Retype the records below word for word and omit any image.

** Start of Records for processing **

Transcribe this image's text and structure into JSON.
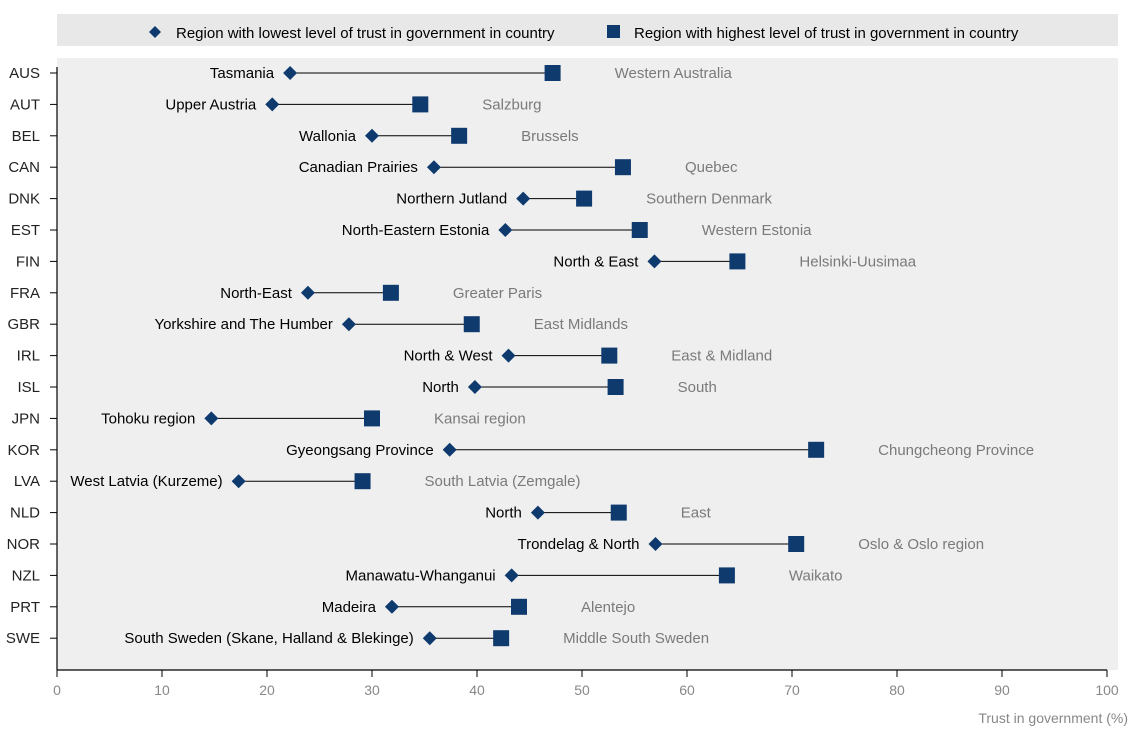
{
  "chart_data": {
    "type": "dot-range",
    "xlabel": "Trust in government (%)",
    "xlim": [
      0,
      100
    ],
    "xticks": [
      0,
      10,
      20,
      30,
      40,
      50,
      60,
      70,
      80,
      90,
      100
    ],
    "grid": false,
    "legend_position": "top",
    "series": [
      {
        "name": "Region with lowest level of trust in government in country",
        "marker": "diamond",
        "color": "#0e3a6e"
      },
      {
        "name": "Region with highest level of trust in government in country",
        "marker": "square",
        "color": "#0e3a6e"
      }
    ],
    "rows": [
      {
        "country": "AUS",
        "low_region": "Tasmania",
        "low": 22.2,
        "high_region": "Western Australia",
        "high": 47.2
      },
      {
        "country": "AUT",
        "low_region": "Upper Austria",
        "low": 20.5,
        "high_region": "Salzburg",
        "high": 34.6
      },
      {
        "country": "BEL",
        "low_region": "Wallonia",
        "low": 30.0,
        "high_region": "Brussels",
        "high": 38.3
      },
      {
        "country": "CAN",
        "low_region": "Canadian Prairies",
        "low": 35.9,
        "high_region": "Quebec",
        "high": 53.9
      },
      {
        "country": "DNK",
        "low_region": "Northern Jutland",
        "low": 44.4,
        "high_region": "Southern Denmark",
        "high": 50.2
      },
      {
        "country": "EST",
        "low_region": "North-Eastern Estonia",
        "low": 42.7,
        "high_region": "Western Estonia",
        "high": 55.5
      },
      {
        "country": "FIN",
        "low_region": "North & East",
        "low": 56.9,
        "high_region": "Helsinki-Uusimaa",
        "high": 64.8
      },
      {
        "country": "FRA",
        "low_region": "North-East",
        "low": 23.9,
        "high_region": "Greater Paris",
        "high": 31.8
      },
      {
        "country": "GBR",
        "low_region": "Yorkshire and The Humber",
        "low": 27.8,
        "high_region": "East Midlands",
        "high": 39.5
      },
      {
        "country": "IRL",
        "low_region": "North & West",
        "low": 43.0,
        "high_region": "East & Midland",
        "high": 52.6
      },
      {
        "country": "ISL",
        "low_region": "North",
        "low": 39.8,
        "high_region": "South",
        "high": 53.2
      },
      {
        "country": "JPN",
        "low_region": "Tohoku region",
        "low": 14.7,
        "high_region": "Kansai region",
        "high": 30.0
      },
      {
        "country": "KOR",
        "low_region": "Gyeongsang Province",
        "low": 37.4,
        "high_region": "Chungcheong Province",
        "high": 72.3
      },
      {
        "country": "LVA",
        "low_region": "West Latvia (Kurzeme)",
        "low": 17.3,
        "high_region": "South Latvia (Zemgale)",
        "high": 29.1
      },
      {
        "country": "NLD",
        "low_region": "North",
        "low": 45.8,
        "high_region": "East",
        "high": 53.5
      },
      {
        "country": "NOR",
        "low_region": "Trondelag & North",
        "low": 57.0,
        "high_region": "Oslo & Oslo region",
        "high": 70.4
      },
      {
        "country": "NZL",
        "low_region": "Manawatu-Whanganui",
        "low": 43.3,
        "high_region": "Waikato",
        "high": 63.8
      },
      {
        "country": "PRT",
        "low_region": "Madeira",
        "low": 31.9,
        "high_region": "Alentejo",
        "high": 44.0
      },
      {
        "country": "SWE",
        "low_region": "South Sweden (Skane, Halland & Blekinge)",
        "low": 35.5,
        "high_region": "Middle South Sweden",
        "high": 42.3
      }
    ]
  }
}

** End of Records for processing **

* [Output of the exercise]:
Transcribe this image's text and structure into JSON.
{
  "chart_data": {
    "type": "dot-range",
    "xlabel": "Trust in government (%)",
    "xlim": [
      0,
      100
    ],
    "xticks": [
      0,
      10,
      20,
      30,
      40,
      50,
      60,
      70,
      80,
      90,
      100
    ],
    "grid": false,
    "legend_position": "top",
    "series": [
      {
        "name": "Region with lowest level of trust in government in country",
        "marker": "diamond",
        "color": "#0e3a6e"
      },
      {
        "name": "Region with highest level of trust in government in country",
        "marker": "square",
        "color": "#0e3a6e"
      }
    ],
    "rows": [
      {
        "country": "AUS",
        "low_region": "Tasmania",
        "low": 22.2,
        "high_region": "Western Australia",
        "high": 47.2
      },
      {
        "country": "AUT",
        "low_region": "Upper Austria",
        "low": 20.5,
        "high_region": "Salzburg",
        "high": 34.6
      },
      {
        "country": "BEL",
        "low_region": "Wallonia",
        "low": 30.0,
        "high_region": "Brussels",
        "high": 38.3
      },
      {
        "country": "CAN",
        "low_region": "Canadian Prairies",
        "low": 35.9,
        "high_region": "Quebec",
        "high": 53.9
      },
      {
        "country": "DNK",
        "low_region": "Northern Jutland",
        "low": 44.4,
        "high_region": "Southern Denmark",
        "high": 50.2
      },
      {
        "country": "EST",
        "low_region": "North-Eastern Estonia",
        "low": 42.7,
        "high_region": "Western Estonia",
        "high": 55.5
      },
      {
        "country": "FIN",
        "low_region": "North & East",
        "low": 56.9,
        "high_region": "Helsinki-Uusimaa",
        "high": 64.8
      },
      {
        "country": "FRA",
        "low_region": "North-East",
        "low": 23.9,
        "high_region": "Greater Paris",
        "high": 31.8
      },
      {
        "country": "GBR",
        "low_region": "Yorkshire and The Humber",
        "low": 27.8,
        "high_region": "East Midlands",
        "high": 39.5
      },
      {
        "country": "IRL",
        "low_region": "North & West",
        "low": 43.0,
        "high_region": "East & Midland",
        "high": 52.6
      },
      {
        "country": "ISL",
        "low_region": "North",
        "low": 39.8,
        "high_region": "South",
        "high": 53.2
      },
      {
        "country": "JPN",
        "low_region": "Tohoku region",
        "low": 14.7,
        "high_region": "Kansai region",
        "high": 30.0
      },
      {
        "country": "KOR",
        "low_region": "Gyeongsang Province",
        "low": 37.4,
        "high_region": "Chungcheong Province",
        "high": 72.3
      },
      {
        "country": "LVA",
        "low_region": "West Latvia (Kurzeme)",
        "low": 17.3,
        "high_region": "South Latvia (Zemgale)",
        "high": 29.1
      },
      {
        "country": "NLD",
        "low_region": "North",
        "low": 45.8,
        "high_region": "East",
        "high": 53.5
      },
      {
        "country": "NOR",
        "low_region": "Trondelag & North",
        "low": 57.0,
        "high_region": "Oslo & Oslo region",
        "high": 70.4
      },
      {
        "country": "NZL",
        "low_region": "Manawatu-Whanganui",
        "low": 43.3,
        "high_region": "Waikato",
        "high": 63.8
      },
      {
        "country": "PRT",
        "low_region": "Madeira",
        "low": 31.9,
        "high_region": "Alentejo",
        "high": 44.0
      },
      {
        "country": "SWE",
        "low_region": "South Sweden (Skane, Halland & Blekinge)",
        "low": 35.5,
        "high_region": "Middle South Sweden",
        "high": 42.3
      }
    ]
  }
}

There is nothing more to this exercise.